• **Exercise instructions**
Your task is to locate every line holding the string "ylabel" and to copy each of them.

Start Input material

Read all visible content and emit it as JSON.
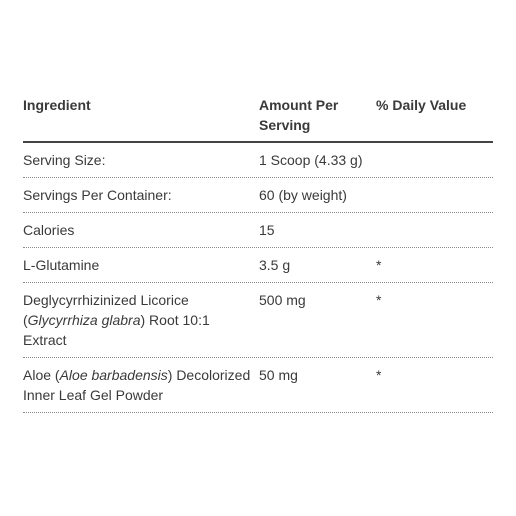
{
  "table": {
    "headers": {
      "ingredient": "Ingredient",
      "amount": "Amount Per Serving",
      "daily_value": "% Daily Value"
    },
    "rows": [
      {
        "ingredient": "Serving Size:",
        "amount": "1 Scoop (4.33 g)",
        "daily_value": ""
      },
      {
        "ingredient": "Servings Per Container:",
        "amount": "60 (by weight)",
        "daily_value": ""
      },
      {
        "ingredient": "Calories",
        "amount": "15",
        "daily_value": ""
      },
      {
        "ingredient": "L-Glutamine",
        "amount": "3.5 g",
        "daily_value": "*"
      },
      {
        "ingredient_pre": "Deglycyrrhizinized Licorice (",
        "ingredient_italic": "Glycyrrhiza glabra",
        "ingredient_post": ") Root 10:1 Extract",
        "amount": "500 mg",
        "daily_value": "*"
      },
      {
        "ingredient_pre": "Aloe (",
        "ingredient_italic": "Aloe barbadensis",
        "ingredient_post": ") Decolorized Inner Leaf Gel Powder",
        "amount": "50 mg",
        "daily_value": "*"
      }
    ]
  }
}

End Input material
Start Input material

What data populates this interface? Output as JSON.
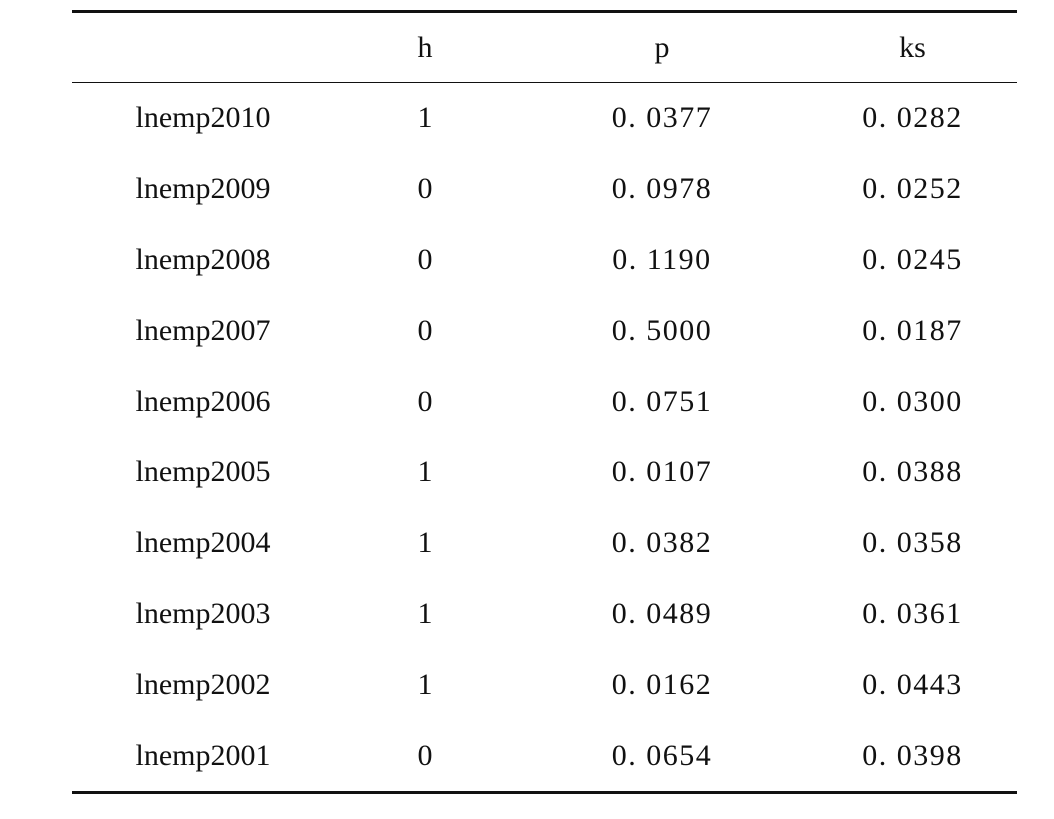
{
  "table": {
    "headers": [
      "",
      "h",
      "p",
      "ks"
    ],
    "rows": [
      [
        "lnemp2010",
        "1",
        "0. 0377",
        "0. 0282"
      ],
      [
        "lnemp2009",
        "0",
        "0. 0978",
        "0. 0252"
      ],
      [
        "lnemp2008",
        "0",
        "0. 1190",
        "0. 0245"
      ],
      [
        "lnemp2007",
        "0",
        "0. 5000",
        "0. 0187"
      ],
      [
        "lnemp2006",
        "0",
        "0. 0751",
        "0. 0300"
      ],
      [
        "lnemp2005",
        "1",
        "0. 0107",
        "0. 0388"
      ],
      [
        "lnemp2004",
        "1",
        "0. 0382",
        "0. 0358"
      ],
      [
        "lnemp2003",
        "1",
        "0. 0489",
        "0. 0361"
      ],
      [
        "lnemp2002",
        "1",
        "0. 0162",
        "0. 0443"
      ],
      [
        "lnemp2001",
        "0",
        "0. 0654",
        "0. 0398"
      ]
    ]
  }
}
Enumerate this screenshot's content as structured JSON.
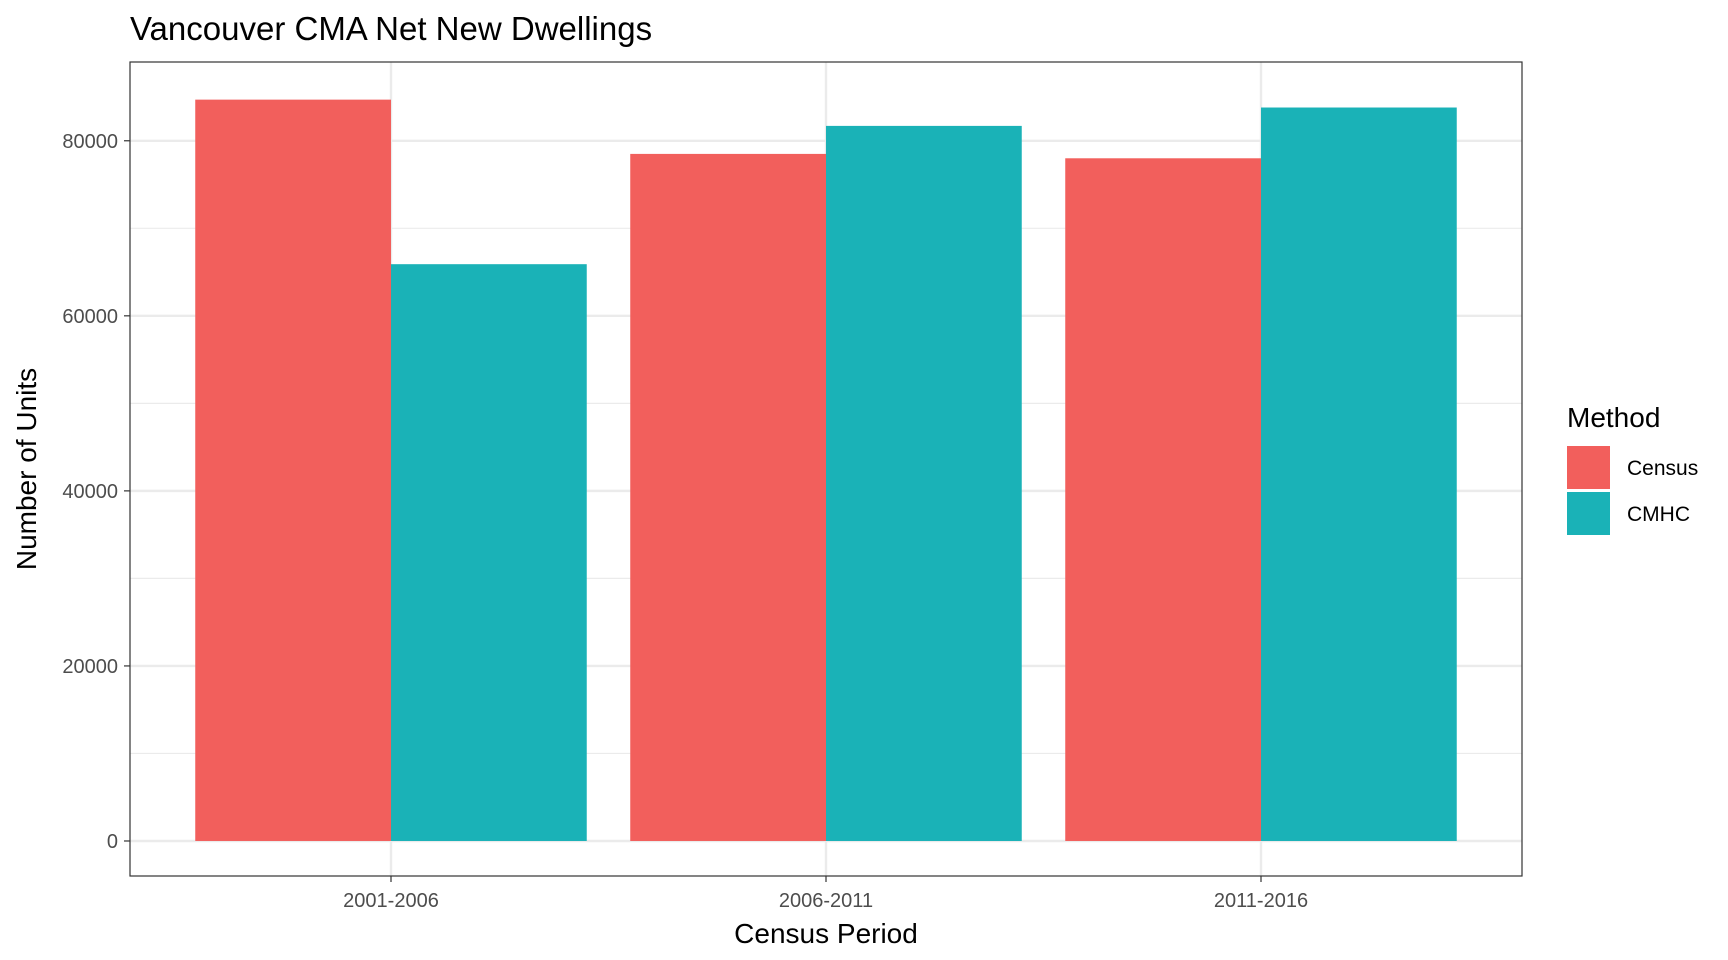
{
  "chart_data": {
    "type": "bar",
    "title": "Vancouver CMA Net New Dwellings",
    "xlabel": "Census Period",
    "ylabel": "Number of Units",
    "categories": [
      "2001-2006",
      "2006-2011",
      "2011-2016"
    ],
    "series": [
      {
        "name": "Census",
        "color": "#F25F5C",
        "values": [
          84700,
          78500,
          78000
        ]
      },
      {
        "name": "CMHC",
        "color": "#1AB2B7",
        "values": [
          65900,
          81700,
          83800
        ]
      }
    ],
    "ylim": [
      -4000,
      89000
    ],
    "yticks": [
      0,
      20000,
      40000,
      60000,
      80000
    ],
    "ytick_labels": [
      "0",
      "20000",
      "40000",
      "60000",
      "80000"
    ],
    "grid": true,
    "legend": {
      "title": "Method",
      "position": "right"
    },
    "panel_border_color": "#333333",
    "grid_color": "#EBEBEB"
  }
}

End Input material
Start Input material

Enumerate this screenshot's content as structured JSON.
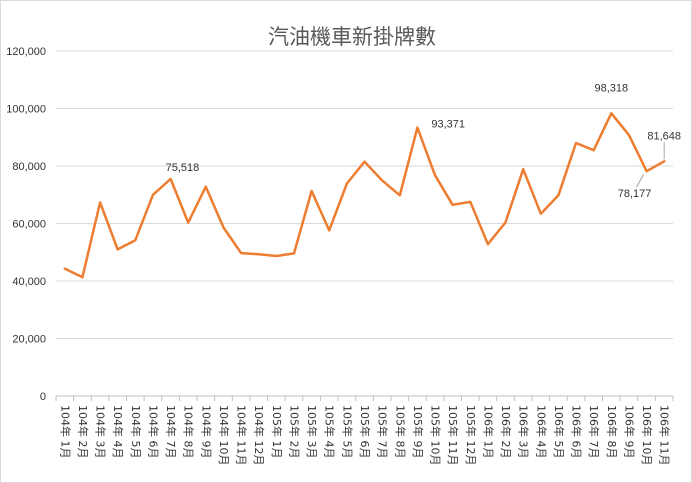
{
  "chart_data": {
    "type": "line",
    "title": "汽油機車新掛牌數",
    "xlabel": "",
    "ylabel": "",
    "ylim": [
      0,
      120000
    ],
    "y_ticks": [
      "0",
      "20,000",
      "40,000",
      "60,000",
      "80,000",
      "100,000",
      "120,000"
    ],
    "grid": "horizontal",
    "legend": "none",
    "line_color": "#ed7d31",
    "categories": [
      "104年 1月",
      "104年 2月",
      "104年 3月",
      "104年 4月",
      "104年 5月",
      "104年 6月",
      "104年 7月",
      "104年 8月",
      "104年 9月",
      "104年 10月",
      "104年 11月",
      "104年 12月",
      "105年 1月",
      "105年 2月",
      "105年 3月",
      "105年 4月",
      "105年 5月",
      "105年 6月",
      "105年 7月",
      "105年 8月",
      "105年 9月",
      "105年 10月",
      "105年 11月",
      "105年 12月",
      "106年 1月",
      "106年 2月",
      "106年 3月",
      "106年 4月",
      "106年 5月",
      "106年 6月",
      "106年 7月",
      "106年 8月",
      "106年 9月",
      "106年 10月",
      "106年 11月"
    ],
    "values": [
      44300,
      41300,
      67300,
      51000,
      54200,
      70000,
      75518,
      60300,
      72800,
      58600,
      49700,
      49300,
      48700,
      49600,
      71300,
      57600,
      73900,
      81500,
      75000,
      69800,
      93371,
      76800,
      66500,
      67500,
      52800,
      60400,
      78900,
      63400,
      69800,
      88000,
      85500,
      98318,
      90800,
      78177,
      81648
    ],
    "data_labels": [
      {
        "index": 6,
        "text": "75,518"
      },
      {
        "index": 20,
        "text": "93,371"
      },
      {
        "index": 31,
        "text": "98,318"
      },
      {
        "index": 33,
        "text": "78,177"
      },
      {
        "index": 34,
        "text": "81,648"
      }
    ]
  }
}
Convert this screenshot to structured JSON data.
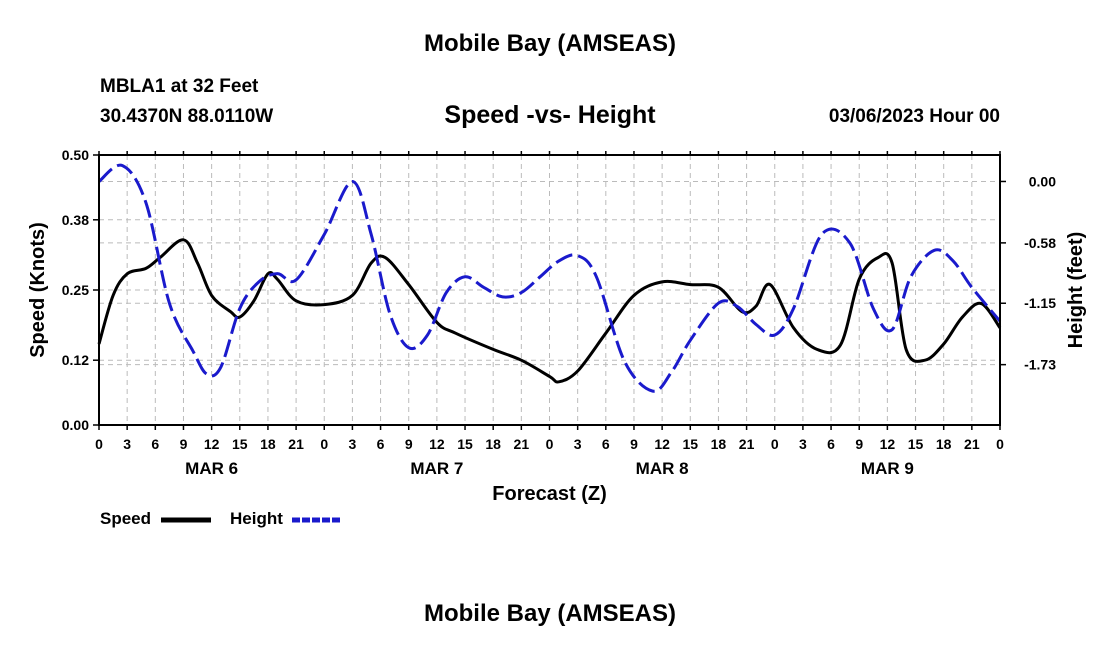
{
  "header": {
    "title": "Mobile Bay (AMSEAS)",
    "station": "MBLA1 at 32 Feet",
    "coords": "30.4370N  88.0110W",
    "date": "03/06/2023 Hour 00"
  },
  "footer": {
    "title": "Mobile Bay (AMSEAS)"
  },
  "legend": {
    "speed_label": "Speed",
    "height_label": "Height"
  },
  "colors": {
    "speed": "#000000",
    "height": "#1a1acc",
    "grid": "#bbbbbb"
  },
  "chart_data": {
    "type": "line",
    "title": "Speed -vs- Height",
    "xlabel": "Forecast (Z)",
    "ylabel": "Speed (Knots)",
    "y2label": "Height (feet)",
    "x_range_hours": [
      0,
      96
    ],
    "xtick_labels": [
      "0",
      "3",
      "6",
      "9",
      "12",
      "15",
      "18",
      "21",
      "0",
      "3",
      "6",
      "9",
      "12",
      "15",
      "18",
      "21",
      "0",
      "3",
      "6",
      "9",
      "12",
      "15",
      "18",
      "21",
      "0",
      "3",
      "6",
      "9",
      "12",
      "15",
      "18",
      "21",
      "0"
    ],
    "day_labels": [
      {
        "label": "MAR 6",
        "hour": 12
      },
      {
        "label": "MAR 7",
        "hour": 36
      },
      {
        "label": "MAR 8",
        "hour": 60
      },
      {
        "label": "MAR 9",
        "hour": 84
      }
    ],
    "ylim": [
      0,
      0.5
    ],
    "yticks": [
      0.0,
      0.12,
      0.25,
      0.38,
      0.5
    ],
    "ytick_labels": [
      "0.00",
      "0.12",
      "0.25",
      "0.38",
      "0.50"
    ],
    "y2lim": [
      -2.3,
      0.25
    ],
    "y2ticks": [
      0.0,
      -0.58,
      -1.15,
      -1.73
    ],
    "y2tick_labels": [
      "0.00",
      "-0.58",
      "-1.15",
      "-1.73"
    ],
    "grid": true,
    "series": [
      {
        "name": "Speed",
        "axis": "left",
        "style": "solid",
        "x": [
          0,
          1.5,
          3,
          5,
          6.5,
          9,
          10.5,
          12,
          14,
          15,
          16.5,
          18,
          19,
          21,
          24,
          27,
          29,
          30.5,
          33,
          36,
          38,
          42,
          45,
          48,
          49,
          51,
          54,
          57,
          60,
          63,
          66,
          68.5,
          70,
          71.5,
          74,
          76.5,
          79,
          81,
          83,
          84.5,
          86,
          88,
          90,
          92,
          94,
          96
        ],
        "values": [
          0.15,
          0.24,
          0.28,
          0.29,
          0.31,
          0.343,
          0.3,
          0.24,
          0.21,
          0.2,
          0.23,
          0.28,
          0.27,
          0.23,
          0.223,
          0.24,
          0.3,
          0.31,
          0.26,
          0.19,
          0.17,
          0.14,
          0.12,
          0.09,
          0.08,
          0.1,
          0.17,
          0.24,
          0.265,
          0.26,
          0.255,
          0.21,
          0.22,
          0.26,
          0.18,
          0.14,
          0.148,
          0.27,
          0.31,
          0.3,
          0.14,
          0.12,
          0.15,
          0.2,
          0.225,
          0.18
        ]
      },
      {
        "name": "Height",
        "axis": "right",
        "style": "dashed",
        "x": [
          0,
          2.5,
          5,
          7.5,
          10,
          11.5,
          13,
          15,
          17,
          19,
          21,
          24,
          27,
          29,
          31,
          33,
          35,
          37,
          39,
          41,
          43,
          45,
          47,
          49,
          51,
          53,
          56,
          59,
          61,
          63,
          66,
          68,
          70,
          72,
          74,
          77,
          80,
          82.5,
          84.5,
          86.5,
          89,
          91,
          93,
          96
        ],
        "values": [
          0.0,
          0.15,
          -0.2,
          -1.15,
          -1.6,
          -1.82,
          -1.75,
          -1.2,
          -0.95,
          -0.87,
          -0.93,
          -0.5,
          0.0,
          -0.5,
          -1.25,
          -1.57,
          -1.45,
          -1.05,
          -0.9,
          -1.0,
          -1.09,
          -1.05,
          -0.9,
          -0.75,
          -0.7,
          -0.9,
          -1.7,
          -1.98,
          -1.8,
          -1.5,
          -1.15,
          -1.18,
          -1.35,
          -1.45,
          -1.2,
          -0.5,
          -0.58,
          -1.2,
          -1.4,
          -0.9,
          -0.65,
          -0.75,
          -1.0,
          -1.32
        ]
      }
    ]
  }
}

End Input material

• **Exercise response**
    "ylabel": "Number of Units",
    "ylabel": "",
    "ylabel": "Speed (Knots)",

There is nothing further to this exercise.